**WORK REQUIRED**.
Write out all entries word for word.

:::::

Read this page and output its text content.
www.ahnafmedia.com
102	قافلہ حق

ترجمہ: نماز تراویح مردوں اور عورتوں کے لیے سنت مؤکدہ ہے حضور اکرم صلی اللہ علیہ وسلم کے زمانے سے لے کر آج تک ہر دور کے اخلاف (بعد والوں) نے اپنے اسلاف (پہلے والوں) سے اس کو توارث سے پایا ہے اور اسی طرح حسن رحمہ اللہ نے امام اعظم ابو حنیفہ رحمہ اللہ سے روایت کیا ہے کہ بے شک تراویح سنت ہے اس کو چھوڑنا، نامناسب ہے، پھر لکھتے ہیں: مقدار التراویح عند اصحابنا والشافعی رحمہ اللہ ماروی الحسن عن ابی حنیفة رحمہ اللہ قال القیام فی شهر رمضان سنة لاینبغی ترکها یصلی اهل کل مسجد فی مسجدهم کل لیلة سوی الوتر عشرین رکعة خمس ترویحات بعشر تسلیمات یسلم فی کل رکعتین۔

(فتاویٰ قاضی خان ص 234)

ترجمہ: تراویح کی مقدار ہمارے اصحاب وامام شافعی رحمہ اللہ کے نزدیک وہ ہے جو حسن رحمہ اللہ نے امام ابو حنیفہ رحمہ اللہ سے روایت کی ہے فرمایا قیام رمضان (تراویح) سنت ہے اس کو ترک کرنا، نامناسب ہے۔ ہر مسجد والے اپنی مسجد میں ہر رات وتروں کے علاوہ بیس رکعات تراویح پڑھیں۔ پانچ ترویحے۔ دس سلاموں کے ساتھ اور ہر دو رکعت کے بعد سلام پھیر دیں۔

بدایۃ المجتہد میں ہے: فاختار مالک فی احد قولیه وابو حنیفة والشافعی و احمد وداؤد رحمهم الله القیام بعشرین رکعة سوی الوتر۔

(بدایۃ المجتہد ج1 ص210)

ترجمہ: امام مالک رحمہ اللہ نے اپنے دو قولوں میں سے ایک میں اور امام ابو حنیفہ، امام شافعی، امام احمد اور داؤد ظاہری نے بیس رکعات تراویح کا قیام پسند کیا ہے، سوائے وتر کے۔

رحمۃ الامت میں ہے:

:::::

**ANSWER TO THE EXERCISE**.
Read this page and output its text content.
www.ahnafmedia.com
102	قافلہ حق

ترجمہ: نماز تراویح مردوں اور عورتوں کے لیے سنت مؤکدہ ہے حضور اکرم صلی اللہ علیہ وسلم کے زمانے سے لے کر آج تک ہر دور کے اخلاف (بعد والوں) نے اپنے اسلاف (پہلے والوں) سے اس کو توارث سے پایا ہے اور اسی طرح حسن رحمہ اللہ نے امام اعظم ابو حنیفہ رحمہ اللہ سے روایت کیا ہے کہ بے شک تراویح سنت ہے اس کو چھوڑنا، نامناسب ہے، پھر لکھتے ہیں: مقدار التراویح عند اصحابنا والشافعی رحمہ اللہ ماروی الحسن عن ابی حنیفة رحمہ اللہ قال القیام فی شهر رمضان سنة لاینبغی ترکها یصلی اهل کل مسجد فی مسجدهم کل لیلة سوی الوتر عشرین رکعة خمس ترویحات بعشر تسلیمات یسلم فی کل رکعتین۔

(فتاویٰ قاضی خان ص 234)

ترجمہ: تراویح کی مقدار ہمارے اصحاب وامام شافعی رحمہ اللہ کے نزدیک وہ ہے جو حسن رحمہ اللہ نے امام ابو حنیفہ رحمہ اللہ سے روایت کی ہے فرمایا قیام رمضان (تراویح) سنت ہے اس کو ترک کرنا، نامناسب ہے۔ ہر مسجد والے اپنی مسجد میں ہر رات وتروں کے علاوہ بیس رکعات تراویح پڑھیں۔ پانچ ترویحے۔ دس سلاموں کے ساتھ اور ہر دو رکعت کے بعد سلام پھیر دیں۔

بدایۃ المجتہد میں ہے: فاختار مالک فی احد قولیه وابو حنیفة والشافعی و احمد وداؤد رحمهم الله القیام بعشرین رکعة سوی الوتر۔

(بدایۃ المجتہد ج1 ص210)

ترجمہ: امام مالک رحمہ اللہ نے اپنے دو قولوں میں سے ایک میں اور امام ابو حنیفہ، امام شافعی، امام احمد اور داؤد ظاہری نے بیس رکعات تراویح کا قیام پسند کیا ہے، سوائے وتر کے۔

رحمۃ الامت میں ہے:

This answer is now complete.